(Stored entries)
• • • • •
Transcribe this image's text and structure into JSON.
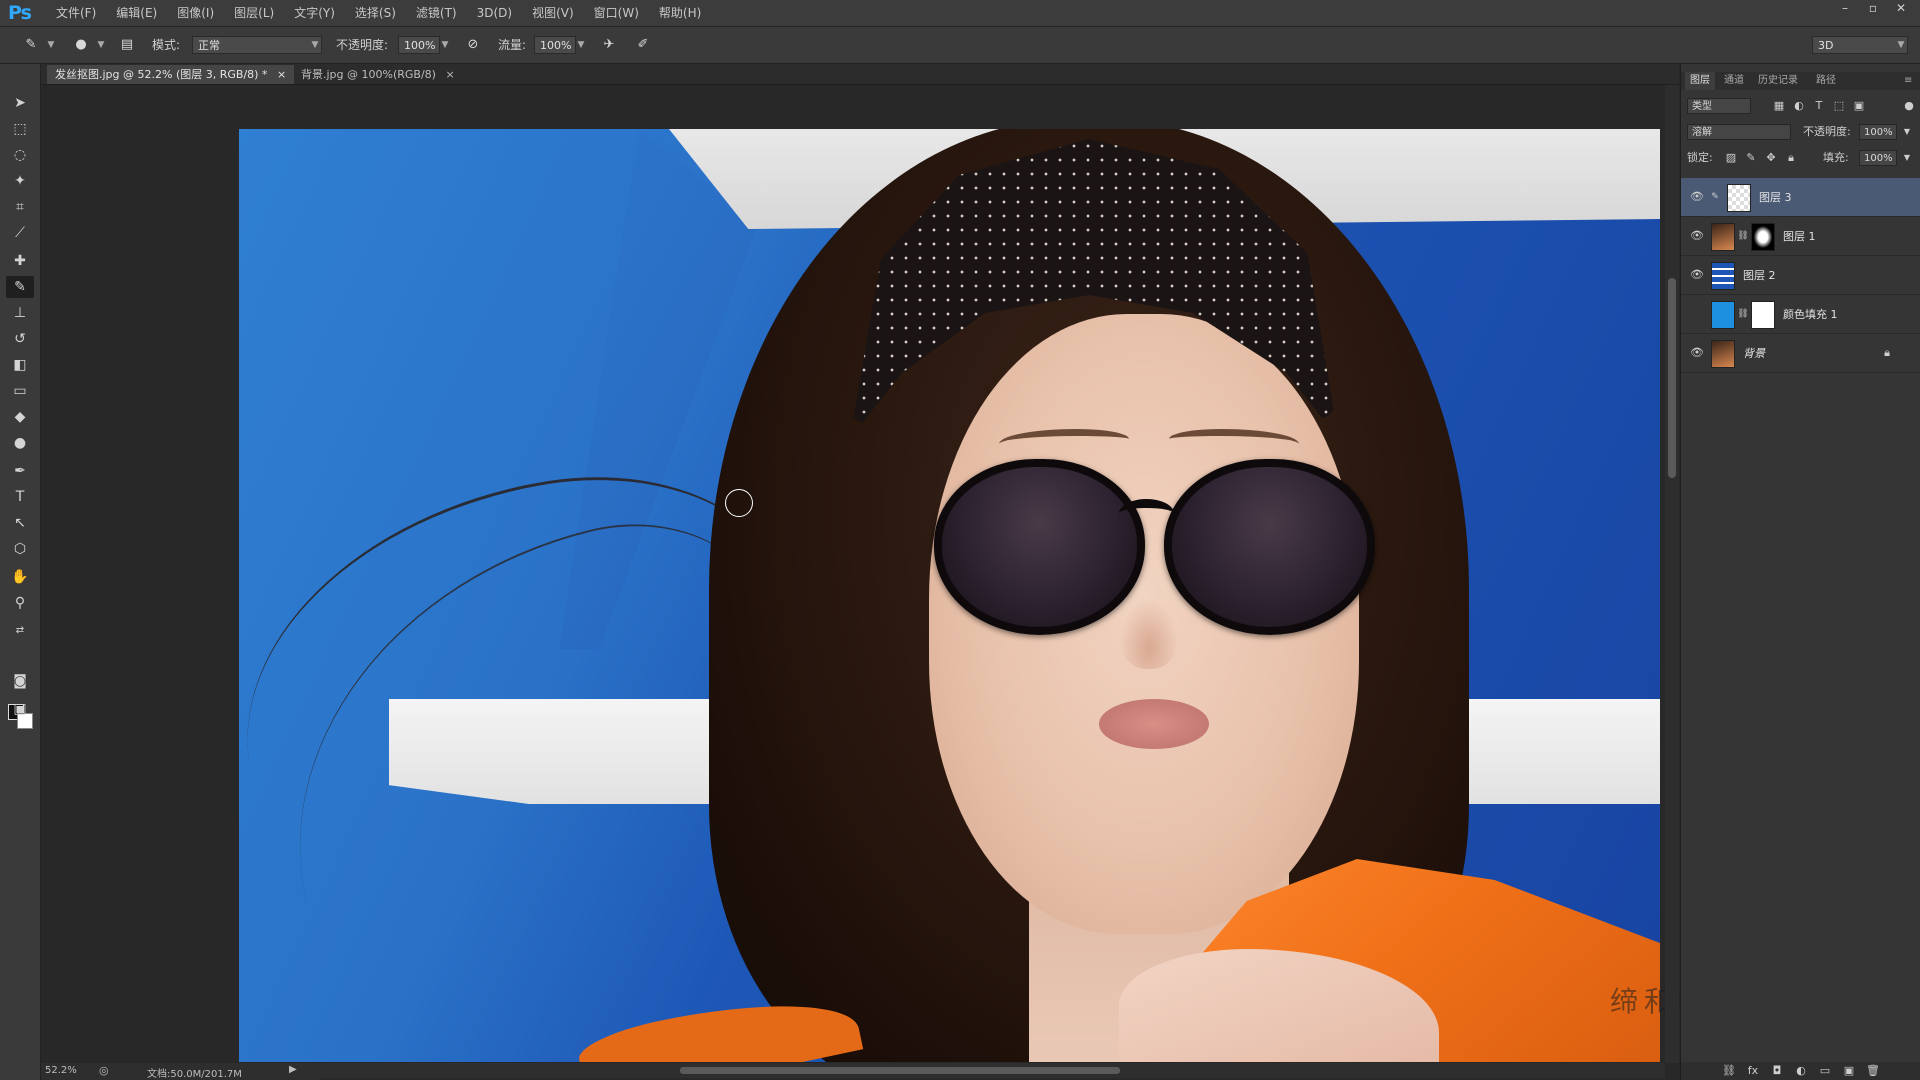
{
  "app": {
    "logo": "Ps"
  },
  "menu": [
    "文件(F)",
    "编辑(E)",
    "图像(I)",
    "图层(L)",
    "文字(Y)",
    "选择(S)",
    "滤镜(T)",
    "3D(D)",
    "视图(V)",
    "窗口(W)",
    "帮助(H)"
  ],
  "window_controls": {
    "minimize": "–",
    "restore": "▫",
    "close": "✕"
  },
  "options": {
    "mode_label": "模式:",
    "mode_value": "正常",
    "opacity_label": "不透明度:",
    "opacity_value": "100%",
    "flow_label": "流量:",
    "flow_value": "100%",
    "workspace_value": "3D"
  },
  "tabs": [
    {
      "label": "发丝抠图.jpg @ 52.2% (图层 3, RGB/8) *",
      "close": "×"
    },
    {
      "label": "背景.jpg @ 100%(RGB/8)",
      "close": "×"
    }
  ],
  "tools": [
    "move-icon",
    "marquee-icon",
    "lasso-icon",
    "magic-wand-icon",
    "crop-icon",
    "eyedropper-icon",
    "healing-icon",
    "brush-icon",
    "stamp-icon",
    "history-brush-icon",
    "eraser-icon",
    "gradient-icon",
    "blur-icon",
    "dodge-icon",
    "pen-icon",
    "type-icon",
    "path-select-icon",
    "shape-icon",
    "hand-icon",
    "zoom-icon"
  ],
  "status": {
    "zoom": "52.2%",
    "doc": "文档:50.0M/201.7M"
  },
  "watermark": "缔和摄影后期教程",
  "layers_panel": {
    "tabs": [
      "图层",
      "通道",
      "历史记录",
      "路径"
    ],
    "filter_label": "类型",
    "blend_mode": "溶解",
    "opacity_label": "不透明度:",
    "opacity_value": "100%",
    "lock_label": "锁定:",
    "fill_label": "填充:",
    "fill_value": "100%",
    "layers": [
      {
        "name": "图层 3",
        "visible": true,
        "selected": true
      },
      {
        "name": "图层 1",
        "visible": true,
        "selected": false
      },
      {
        "name": "图层 2",
        "visible": true,
        "selected": false
      },
      {
        "name": "颜色填充 1",
        "visible": false,
        "selected": false
      },
      {
        "name": "背景",
        "visible": true,
        "selected": false
      }
    ]
  },
  "colors": {
    "accent": "#31a8ff",
    "selected_layer": "#4a5a74",
    "canvas_blue": "#1d56b5",
    "jacket_orange": "#f07018"
  }
}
• • • • •
▸ **The request**
Reproduce all of the material above word for word. Omit the pictures.

▸ **Answer for this exercise**
Transcribe this image's text and structure into JSON.
{
  "app": {
    "logo": "Ps"
  },
  "menu": [
    "文件(F)",
    "编辑(E)",
    "图像(I)",
    "图层(L)",
    "文字(Y)",
    "选择(S)",
    "滤镜(T)",
    "3D(D)",
    "视图(V)",
    "窗口(W)",
    "帮助(H)"
  ],
  "window_controls": {
    "minimize": "–",
    "restore": "▫",
    "close": "✕"
  },
  "options": {
    "mode_label": "模式:",
    "mode_value": "正常",
    "opacity_label": "不透明度:",
    "opacity_value": "100%",
    "flow_label": "流量:",
    "flow_value": "100%",
    "workspace_value": "3D"
  },
  "tabs": [
    {
      "label": "发丝抠图.jpg @ 52.2% (图层 3, RGB/8) *",
      "close": "×"
    },
    {
      "label": "背景.jpg @ 100%(RGB/8)",
      "close": "×"
    }
  ],
  "tools": [
    "move-icon",
    "marquee-icon",
    "lasso-icon",
    "magic-wand-icon",
    "crop-icon",
    "eyedropper-icon",
    "healing-icon",
    "brush-icon",
    "stamp-icon",
    "history-brush-icon",
    "eraser-icon",
    "gradient-icon",
    "blur-icon",
    "dodge-icon",
    "pen-icon",
    "type-icon",
    "path-select-icon",
    "shape-icon",
    "hand-icon",
    "zoom-icon"
  ],
  "status": {
    "zoom": "52.2%",
    "doc": "文档:50.0M/201.7M"
  },
  "watermark": "缔和摄影后期教程",
  "layers_panel": {
    "tabs": [
      "图层",
      "通道",
      "历史记录",
      "路径"
    ],
    "filter_label": "类型",
    "blend_mode": "溶解",
    "opacity_label": "不透明度:",
    "opacity_value": "100%",
    "lock_label": "锁定:",
    "fill_label": "填充:",
    "fill_value": "100%",
    "layers": [
      {
        "name": "图层 3",
        "visible": true,
        "selected": true
      },
      {
        "name": "图层 1",
        "visible": true,
        "selected": false
      },
      {
        "name": "图层 2",
        "visible": true,
        "selected": false
      },
      {
        "name": "颜色填充 1",
        "visible": false,
        "selected": false
      },
      {
        "name": "背景",
        "visible": true,
        "selected": false
      }
    ]
  },
  "colors": {
    "accent": "#31a8ff",
    "selected_layer": "#4a5a74",
    "canvas_blue": "#1d56b5",
    "jacket_orange": "#f07018"
  }
}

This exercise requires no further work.